**Required work**
In the data below, find every line with the string "true" and pull it out.
··· Information supplied ···
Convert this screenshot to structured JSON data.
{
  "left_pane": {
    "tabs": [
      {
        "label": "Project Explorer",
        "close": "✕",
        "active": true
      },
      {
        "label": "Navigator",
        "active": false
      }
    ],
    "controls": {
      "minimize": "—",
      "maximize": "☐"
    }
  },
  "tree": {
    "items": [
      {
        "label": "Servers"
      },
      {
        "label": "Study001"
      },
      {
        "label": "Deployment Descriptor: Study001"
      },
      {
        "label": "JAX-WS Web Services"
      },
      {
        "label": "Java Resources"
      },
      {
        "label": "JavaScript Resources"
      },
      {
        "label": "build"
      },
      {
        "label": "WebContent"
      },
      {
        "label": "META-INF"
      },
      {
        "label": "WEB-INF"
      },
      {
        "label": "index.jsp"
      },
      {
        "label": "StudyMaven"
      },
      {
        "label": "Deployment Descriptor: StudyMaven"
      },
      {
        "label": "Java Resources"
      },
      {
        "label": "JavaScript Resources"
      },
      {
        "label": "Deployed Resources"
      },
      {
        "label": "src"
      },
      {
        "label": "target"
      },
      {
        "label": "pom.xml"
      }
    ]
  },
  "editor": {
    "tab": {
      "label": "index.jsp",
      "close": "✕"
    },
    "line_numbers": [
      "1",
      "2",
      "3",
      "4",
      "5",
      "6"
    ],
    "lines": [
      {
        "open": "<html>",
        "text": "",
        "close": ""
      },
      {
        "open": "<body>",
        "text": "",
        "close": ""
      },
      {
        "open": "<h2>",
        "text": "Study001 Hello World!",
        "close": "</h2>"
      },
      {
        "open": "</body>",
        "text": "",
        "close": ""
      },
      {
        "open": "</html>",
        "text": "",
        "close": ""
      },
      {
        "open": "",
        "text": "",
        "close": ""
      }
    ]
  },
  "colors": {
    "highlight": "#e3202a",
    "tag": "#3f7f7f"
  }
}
···
··· Information supplied ···
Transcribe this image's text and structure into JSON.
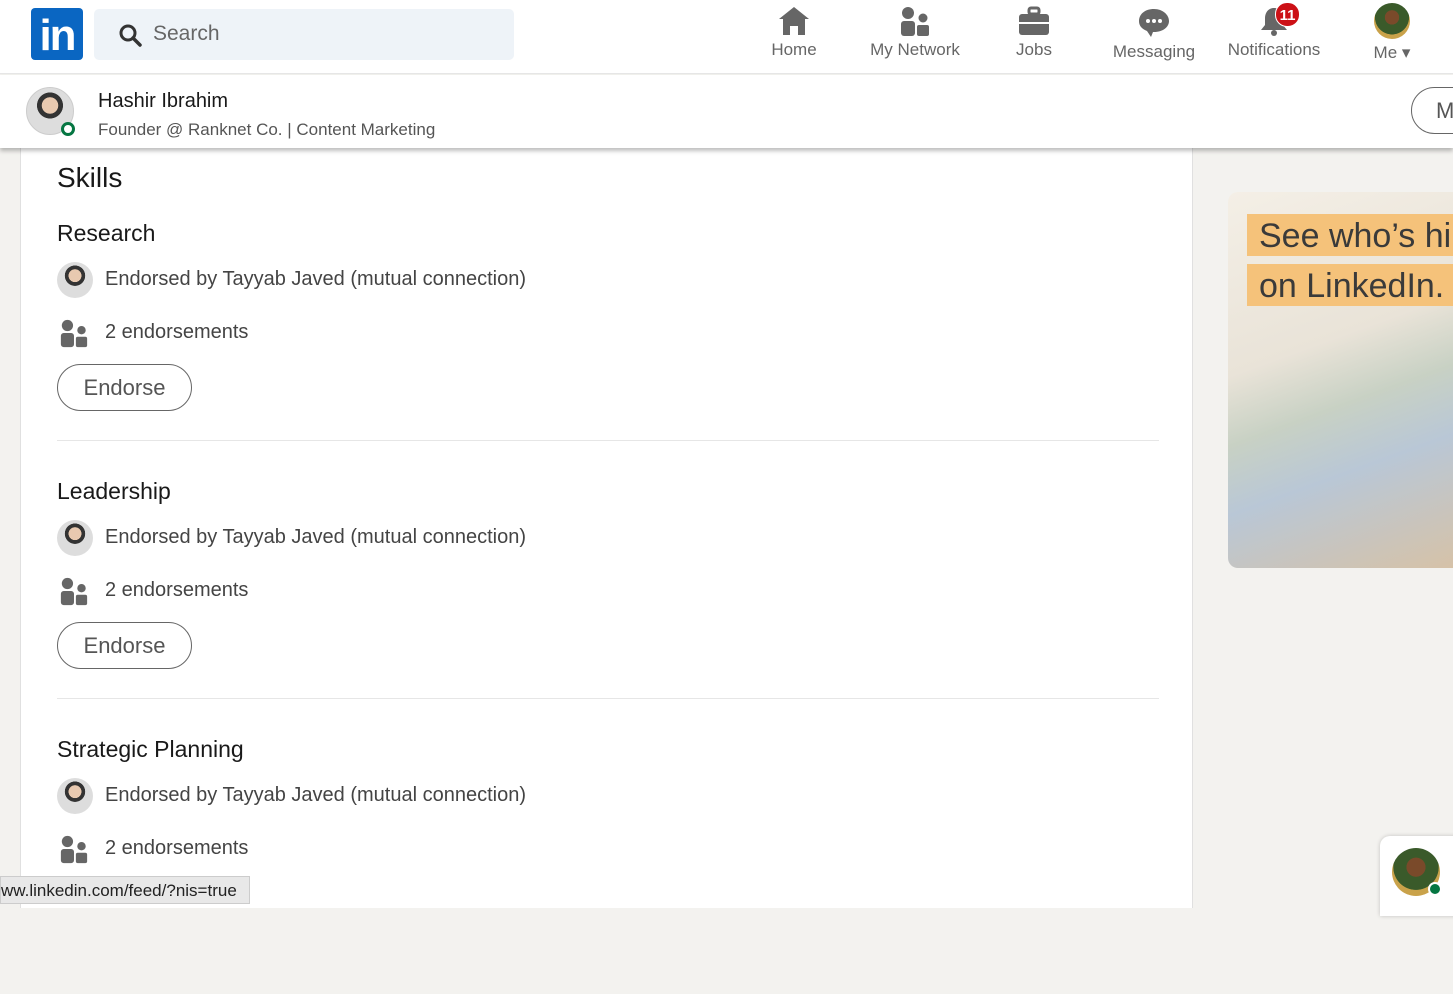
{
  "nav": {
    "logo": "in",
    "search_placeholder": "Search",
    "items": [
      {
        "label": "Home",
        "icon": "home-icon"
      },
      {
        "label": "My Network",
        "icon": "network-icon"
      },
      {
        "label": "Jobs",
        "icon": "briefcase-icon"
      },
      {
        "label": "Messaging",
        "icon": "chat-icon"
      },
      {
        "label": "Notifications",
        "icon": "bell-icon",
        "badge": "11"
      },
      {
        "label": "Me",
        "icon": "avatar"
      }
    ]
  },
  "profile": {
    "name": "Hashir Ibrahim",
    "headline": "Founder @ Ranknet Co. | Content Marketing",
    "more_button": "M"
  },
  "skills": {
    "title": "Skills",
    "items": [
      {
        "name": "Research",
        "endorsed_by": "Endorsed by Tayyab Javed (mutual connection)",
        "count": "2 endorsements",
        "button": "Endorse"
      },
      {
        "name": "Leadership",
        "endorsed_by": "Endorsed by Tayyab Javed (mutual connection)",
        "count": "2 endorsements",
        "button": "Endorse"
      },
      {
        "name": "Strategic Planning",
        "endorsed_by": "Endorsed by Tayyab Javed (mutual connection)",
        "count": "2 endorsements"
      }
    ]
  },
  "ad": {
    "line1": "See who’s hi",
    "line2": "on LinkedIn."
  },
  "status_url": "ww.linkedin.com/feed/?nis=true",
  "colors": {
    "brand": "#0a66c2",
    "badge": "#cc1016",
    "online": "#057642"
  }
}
···
··· Information supplied ···
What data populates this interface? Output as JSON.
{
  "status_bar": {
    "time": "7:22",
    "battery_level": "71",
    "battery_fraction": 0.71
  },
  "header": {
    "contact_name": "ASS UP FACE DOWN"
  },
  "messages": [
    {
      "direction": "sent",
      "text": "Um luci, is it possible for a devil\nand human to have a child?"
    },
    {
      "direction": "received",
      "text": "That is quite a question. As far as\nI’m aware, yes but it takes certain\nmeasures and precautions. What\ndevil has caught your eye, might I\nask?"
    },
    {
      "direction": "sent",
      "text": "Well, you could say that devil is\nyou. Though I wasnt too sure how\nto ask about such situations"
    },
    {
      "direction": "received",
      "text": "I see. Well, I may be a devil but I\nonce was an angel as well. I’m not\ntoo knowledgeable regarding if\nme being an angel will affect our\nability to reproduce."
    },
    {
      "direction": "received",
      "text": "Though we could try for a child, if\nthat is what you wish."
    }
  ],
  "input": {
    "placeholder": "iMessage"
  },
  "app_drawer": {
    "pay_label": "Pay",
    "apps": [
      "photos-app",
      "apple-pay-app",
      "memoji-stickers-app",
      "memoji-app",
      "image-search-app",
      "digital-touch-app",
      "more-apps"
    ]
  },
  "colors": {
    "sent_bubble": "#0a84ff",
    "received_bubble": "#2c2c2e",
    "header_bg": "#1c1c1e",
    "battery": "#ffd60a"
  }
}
···
**Response to this exercise**
        "active": true
  "status_url": "ww.linkedin.com/feed/?nis=true",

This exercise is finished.